═════ Given entries ═════

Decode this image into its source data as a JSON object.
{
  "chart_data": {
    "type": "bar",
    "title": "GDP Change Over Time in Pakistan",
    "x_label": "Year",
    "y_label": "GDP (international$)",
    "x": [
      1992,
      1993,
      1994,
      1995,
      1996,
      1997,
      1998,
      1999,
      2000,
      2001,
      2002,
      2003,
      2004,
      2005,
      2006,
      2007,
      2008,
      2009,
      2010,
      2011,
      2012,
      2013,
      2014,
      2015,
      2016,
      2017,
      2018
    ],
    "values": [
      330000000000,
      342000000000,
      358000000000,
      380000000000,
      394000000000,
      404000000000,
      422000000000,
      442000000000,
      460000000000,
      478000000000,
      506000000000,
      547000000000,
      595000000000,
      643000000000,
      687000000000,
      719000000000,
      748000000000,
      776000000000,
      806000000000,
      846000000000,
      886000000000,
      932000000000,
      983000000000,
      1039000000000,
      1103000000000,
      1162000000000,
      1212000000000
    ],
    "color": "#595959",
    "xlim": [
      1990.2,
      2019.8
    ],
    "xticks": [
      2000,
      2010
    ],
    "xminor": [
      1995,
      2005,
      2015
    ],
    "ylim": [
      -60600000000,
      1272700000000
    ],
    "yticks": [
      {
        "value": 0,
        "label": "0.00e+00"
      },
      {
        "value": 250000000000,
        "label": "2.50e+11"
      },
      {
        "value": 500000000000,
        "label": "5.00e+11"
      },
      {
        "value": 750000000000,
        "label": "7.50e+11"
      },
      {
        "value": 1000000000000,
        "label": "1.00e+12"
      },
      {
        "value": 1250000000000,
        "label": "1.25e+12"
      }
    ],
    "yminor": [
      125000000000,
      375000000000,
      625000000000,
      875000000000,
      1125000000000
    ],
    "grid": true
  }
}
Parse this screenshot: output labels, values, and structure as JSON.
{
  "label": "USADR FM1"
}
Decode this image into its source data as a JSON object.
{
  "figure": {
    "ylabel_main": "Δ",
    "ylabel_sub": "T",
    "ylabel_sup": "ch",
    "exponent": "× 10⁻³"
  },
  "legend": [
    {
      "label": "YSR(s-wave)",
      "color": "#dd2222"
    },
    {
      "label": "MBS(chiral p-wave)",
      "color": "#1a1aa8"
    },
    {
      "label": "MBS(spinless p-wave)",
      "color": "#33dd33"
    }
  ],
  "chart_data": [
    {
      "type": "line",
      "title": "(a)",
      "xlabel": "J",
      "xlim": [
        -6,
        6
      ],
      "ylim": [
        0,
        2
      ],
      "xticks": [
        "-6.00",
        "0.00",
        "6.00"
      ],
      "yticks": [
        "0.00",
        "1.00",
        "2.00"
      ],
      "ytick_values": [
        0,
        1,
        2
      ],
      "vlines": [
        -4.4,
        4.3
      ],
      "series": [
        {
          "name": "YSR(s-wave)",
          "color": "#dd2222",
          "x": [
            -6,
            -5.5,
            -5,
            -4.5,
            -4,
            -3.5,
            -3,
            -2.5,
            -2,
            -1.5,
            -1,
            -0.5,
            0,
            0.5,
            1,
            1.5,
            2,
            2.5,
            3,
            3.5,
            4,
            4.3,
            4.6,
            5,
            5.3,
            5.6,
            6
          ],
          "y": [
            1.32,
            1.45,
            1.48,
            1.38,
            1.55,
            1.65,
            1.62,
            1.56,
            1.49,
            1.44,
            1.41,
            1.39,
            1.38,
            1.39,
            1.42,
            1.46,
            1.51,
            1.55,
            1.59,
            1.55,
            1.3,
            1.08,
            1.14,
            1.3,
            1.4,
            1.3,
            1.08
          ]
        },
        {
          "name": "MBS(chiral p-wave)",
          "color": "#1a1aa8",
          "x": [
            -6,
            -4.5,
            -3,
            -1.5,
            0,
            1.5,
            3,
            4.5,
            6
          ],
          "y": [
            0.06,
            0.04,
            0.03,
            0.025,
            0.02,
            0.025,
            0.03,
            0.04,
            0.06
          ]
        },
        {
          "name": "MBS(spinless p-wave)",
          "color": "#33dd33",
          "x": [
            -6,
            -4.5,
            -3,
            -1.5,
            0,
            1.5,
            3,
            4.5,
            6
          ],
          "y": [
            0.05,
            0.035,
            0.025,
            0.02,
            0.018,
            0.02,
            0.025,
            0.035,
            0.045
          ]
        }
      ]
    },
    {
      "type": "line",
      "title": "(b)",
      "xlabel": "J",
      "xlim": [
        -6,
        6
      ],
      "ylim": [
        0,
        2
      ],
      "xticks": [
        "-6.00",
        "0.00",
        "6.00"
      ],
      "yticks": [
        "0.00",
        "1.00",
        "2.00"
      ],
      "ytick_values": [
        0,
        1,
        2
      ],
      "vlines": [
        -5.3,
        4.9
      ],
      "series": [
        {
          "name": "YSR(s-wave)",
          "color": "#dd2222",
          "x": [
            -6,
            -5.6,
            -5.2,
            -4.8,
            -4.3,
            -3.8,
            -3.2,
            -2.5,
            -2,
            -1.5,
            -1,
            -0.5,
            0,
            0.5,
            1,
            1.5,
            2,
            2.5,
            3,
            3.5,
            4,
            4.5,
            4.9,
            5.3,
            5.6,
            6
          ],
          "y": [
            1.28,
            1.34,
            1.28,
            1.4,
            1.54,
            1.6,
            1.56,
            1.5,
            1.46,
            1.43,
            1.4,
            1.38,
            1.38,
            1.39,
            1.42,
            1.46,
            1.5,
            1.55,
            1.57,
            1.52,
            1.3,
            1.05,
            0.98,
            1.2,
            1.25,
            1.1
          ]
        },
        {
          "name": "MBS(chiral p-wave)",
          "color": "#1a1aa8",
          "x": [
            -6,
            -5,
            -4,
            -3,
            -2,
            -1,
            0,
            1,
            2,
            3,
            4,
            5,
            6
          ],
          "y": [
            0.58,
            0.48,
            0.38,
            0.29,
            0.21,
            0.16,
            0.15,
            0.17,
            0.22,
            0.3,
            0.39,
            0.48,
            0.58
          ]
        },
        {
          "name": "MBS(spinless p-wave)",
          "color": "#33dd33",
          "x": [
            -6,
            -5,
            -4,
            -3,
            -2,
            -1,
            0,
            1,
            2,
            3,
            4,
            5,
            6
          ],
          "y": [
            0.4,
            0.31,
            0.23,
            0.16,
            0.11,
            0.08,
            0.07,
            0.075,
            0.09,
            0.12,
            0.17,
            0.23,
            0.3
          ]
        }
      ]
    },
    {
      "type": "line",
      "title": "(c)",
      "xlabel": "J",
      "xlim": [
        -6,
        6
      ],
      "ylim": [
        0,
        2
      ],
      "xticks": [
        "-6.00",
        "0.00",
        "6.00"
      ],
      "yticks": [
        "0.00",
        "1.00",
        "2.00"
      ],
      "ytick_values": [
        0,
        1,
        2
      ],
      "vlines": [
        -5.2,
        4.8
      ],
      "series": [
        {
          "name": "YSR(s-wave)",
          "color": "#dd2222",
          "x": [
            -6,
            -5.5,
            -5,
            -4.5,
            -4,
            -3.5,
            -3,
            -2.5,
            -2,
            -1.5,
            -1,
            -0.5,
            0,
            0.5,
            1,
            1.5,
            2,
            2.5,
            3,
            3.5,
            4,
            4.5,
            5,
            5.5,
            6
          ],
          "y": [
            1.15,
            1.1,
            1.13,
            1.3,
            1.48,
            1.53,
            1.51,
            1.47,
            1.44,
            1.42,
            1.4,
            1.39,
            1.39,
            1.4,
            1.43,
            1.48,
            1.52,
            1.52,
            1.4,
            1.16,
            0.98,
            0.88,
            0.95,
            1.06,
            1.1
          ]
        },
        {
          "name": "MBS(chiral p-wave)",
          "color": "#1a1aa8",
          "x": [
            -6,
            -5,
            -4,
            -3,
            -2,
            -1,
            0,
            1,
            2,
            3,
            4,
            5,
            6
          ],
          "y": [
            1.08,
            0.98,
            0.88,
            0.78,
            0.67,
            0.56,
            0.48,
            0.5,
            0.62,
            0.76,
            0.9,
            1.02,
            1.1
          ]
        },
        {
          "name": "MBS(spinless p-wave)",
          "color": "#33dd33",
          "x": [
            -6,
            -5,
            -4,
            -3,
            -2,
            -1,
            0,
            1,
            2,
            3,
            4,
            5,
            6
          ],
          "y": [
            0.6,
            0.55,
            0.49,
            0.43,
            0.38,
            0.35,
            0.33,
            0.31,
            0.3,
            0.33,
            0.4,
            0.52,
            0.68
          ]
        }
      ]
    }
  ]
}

═════

**Written task:**
All lines of the data above that include the word "title" must be shown.

**Correct result:**
    "title": "GDP Change Over Time in Pakistan",
      "title": "(a)",
      "title": "(b)",
      "title": "(c)",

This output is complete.